**Поставленная задача 1**
Пожалуйста, перепишите отрывок о Робеспьере от «Это была правда.» до «не чувствовать этого.», заменив «Робеспьер» на «Неподкупный».
**Поставленная задача 2**
Кто, согласно отрывку о Робеспьере, сказал Бадье, что Неподкупный сам роет себе могилу?

Как будто бы в Конвенте решимостью Робеспьера и Кутона была одержана полная победа. Вопрос о снятии нового декрета сам оказался снятым. Неподкупному аплодировали все: и друзья, и враги, и трусливое, безгласное «болото». Однако не было ли все это еще одной иллюзией?

Законопроект, выставленный 22 прериаля, стал законом. Неподкупный торжествовал. Но понимал ли он в полной мере то, что творил? Безжалостно преследуемый врагами, чувствующий, что под ним колышется почва, но уверенный в своей правоте, он, сам не сознавая того, постепенно начинал отождествлять себя с делом, которому служил и во имя которого боролся. Но с тех пор как Робеспьер отождествил себя с революцией, террор должен был мало-помалу сделаться для него исключительно средством самозащиты, самосохранения. Закон 22 прериаля, по существу, и был в первую очередь актом подобной самозащиты. Само собой разумеется, что такая постановка вопроса была чревата последствиями, крайне далекими от того, о чем мечтал Неподкупный когда-то. Но, кроме того, все страшно осложнялось еще и следующими обстоятельствами.

Прериальский закон мог бы, конечно, на какое-то время сделаться сокрушительной силой в руках робеспьеровского правительства, если бы это правительство было единым. Но вся беда заключалась в том, что к моменту принятия закона единства уже не существовало. Мало того, при сложившейся ситуации большинство в правительственных Комитетах оказалось не на стороне Робеспьера. В его руках еще оставалась могучая сила: он был кумиром Якобинского клуба, перед ним трепетал Конвент. Но вся трагедия его положения состояла в том, что он терял власть в единственной инстанции, посредством которой рассчитывал пустить в действие свой страшный закон: в Комитете общественного спасения. Прежде нежели в пылу борьбы он понял это, шаг был уже сделан. И что же он мог теперь предпринять? Получалось так, что, выковывая для себя грозное оружие, он незаметно сам попадал в собственную ловушку и вскоре увидел это оружие обращенным против себя. В этом враги его разобрались быстрее, чем он. Выходя из зала заседаний, член Комитета Робер Ленде сказал коварному Бадье:

— Неподкупный в наших руках. Он сам роет себе могилу.

Это была правда. Всегда такой предусмотрительный, осторожный и мудрый, Робеспьер вдруг сорвался, сорвался не по своей, впрочем, вине, а в силу порядка вещей, изменить который он был не властен. Обстоятельства захлестывали его.

Он шел долгой дорогой. Сначала она была прямой как стрела, потом стала петлять, а теперь ее контуры все более и более исчезали в зарослях бурьяна. Это была дорога никуда. И он не мог не чувствовать этого.

**Показанные строки**
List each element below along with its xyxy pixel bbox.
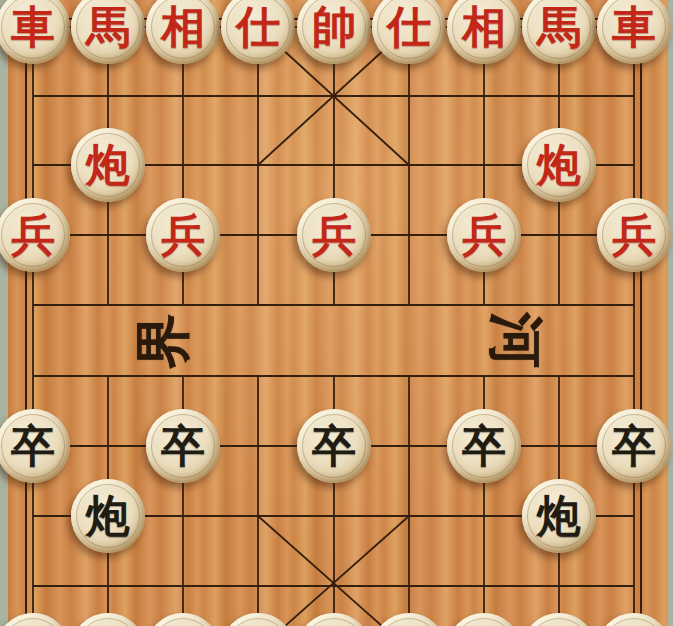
river-label-left: 界 — [127, 305, 199, 377]
piece-black-cannon[interactable]: 炮 — [522, 479, 596, 553]
piece-black-soldier[interactable]: 卒 — [447, 409, 521, 483]
piece-black-soldier[interactable]: 卒 — [297, 409, 371, 483]
piece-black-soldier[interactable]: 卒 — [597, 409, 671, 483]
piece-red-soldier[interactable]: 兵 — [597, 198, 671, 272]
piece-red-soldier[interactable]: 兵 — [146, 198, 220, 272]
piece-black-cannon[interactable]: 炮 — [71, 479, 145, 553]
piece-red-soldier[interactable]: 兵 — [297, 198, 371, 272]
river-label-right: 河 — [480, 304, 552, 376]
piece-black-soldier[interactable]: 卒 — [146, 409, 220, 483]
piece-red-cannon[interactable]: 炮 — [522, 128, 596, 202]
xiangqi-board[interactable]: 界 河 車馬相仕帥仕相馬車炮炮兵兵兵兵兵卒卒卒卒卒炮炮車馬象士將士象馬車 — [0, 0, 673, 626]
piece-red-soldier[interactable]: 兵 — [447, 198, 521, 272]
piece-red-cannon[interactable]: 炮 — [71, 128, 145, 202]
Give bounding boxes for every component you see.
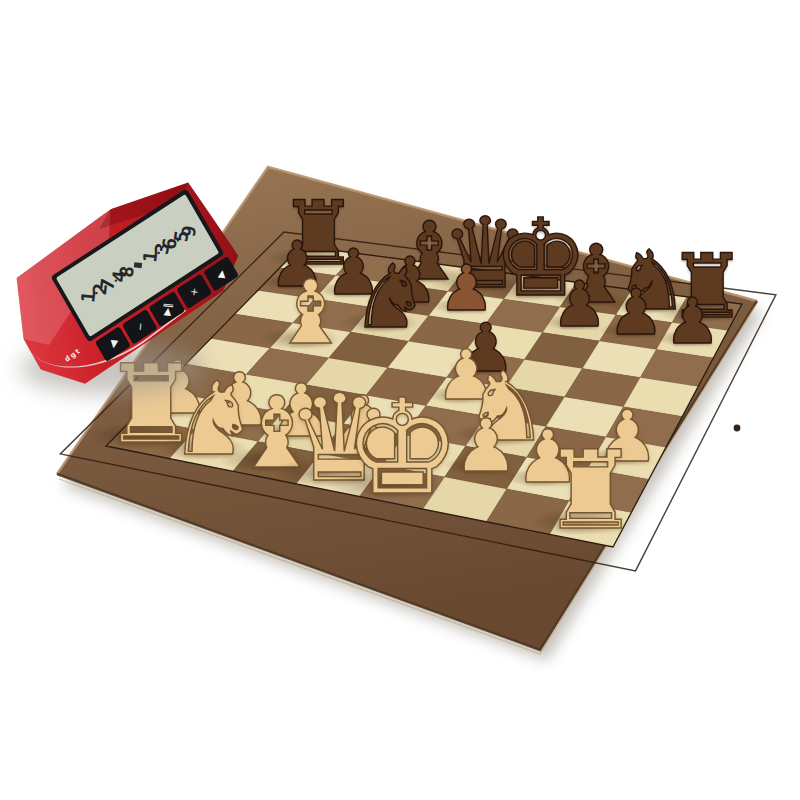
piece-white-king-e1[interactable]: ♚ xyxy=(337,382,468,513)
minus-icon: − xyxy=(135,322,146,332)
left-triangle-icon: ◀ xyxy=(108,340,119,349)
dgt-chess-clock: dgt 1.27.48 1.36.59 ◀ − ▶‖ + ▶ xyxy=(2,192,254,404)
scene: ♜♝♛♚♝♞♜♟♟♟♟♟♟♟♞♟♝♟♞♟♟♟♟♟♟♟♜♞♝♛♚♜ dgt 1.2… xyxy=(0,0,800,800)
clock-right-time: 1.36.59 xyxy=(140,221,197,270)
clock-left-time: 1.27.48 xyxy=(78,261,135,310)
piece-black-pawn-h7[interactable]: ♟ xyxy=(661,290,724,353)
plus-icon: + xyxy=(189,287,200,297)
piece-white-bishop-b5[interactable]: ♝ xyxy=(266,269,354,357)
piece-black-pawn-f7[interactable]: ♟ xyxy=(548,273,611,336)
right-triangle-icon: ▶ xyxy=(216,269,227,278)
piece-white-rook-h1[interactable]: ♜ xyxy=(536,437,645,546)
piece-black-knight-c6[interactable]: ♞ xyxy=(346,254,434,342)
connector-port xyxy=(734,425,741,432)
piece-black-pawn-g7[interactable]: ♟ xyxy=(605,281,668,344)
play-pause-icon: ▶‖ xyxy=(161,302,172,316)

**Результат 1**
Это была правда. Всегда такой предусмотрительный, осторожный и мудрый, Неподкупный вдруг сорвался, сорвался не по своей, впрочем, вине, а в силу порядка вещей, изменить который он был не властен. Обстоятельства захлестывали его.

Он шел долгой дорогой. Сначала она была прямой как стрела, потом стала петлять, а теперь ее контуры все более и более исчезали в зарослях бурьяна. Это была дорога никуда. И он не мог не чувствовать этого.

**Результат 2**
Член Комитета Робер Ленде.